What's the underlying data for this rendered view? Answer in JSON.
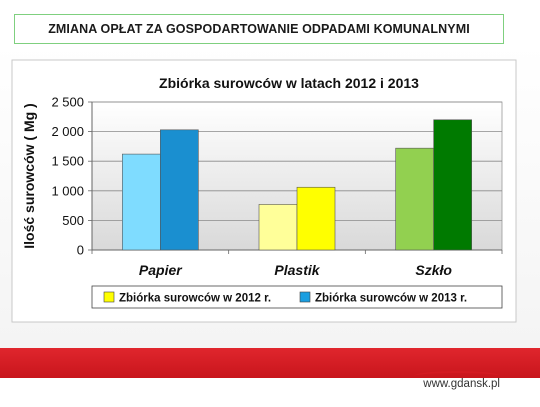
{
  "header": {
    "title": "ZMIANA OPŁAT ZA GOSPODARTOWANIE ODPADAMI KOMUNALNYMI"
  },
  "chart_data": {
    "type": "bar",
    "title": "Zbiórka surowców w latach 2012 i 2013",
    "ylabel": "Ilość surowców ( Mg )",
    "xlabel": "",
    "categories": [
      "Papier",
      "Plastik",
      "Szkło"
    ],
    "ylim": [
      0,
      2500
    ],
    "yticks": [
      0,
      500,
      1000,
      1500,
      2000,
      2500
    ],
    "ytick_labels": [
      "0",
      "500",
      "1 000",
      "1 500",
      "2 000",
      "2 500"
    ],
    "grid": true,
    "legend_position": "bottom",
    "legend": [
      "Zbiórka surowców w 2012 r.",
      "Zbiórka surowców w 2013 r."
    ],
    "legend_colors": [
      "#ffff00",
      "#1a9ee0"
    ],
    "series": [
      {
        "name": "Zbiórka surowców w 2012 r.",
        "values": [
          1620,
          770,
          1720
        ],
        "colors": [
          "#7fdcff",
          "#ffff99",
          "#92d050"
        ]
      },
      {
        "name": "Zbiórka surowców w 2013 r.",
        "values": [
          2030,
          1060,
          2200
        ],
        "colors": [
          "#1a8fd0",
          "#ffff00",
          "#007a00"
        ]
      }
    ]
  },
  "footer": {
    "site": "www.gdansk.pl"
  }
}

::::::::::

> The request: The word "Zbiórka" may turn up on some lines of these records; say how many, with no other words.

> Response to the exercise: 5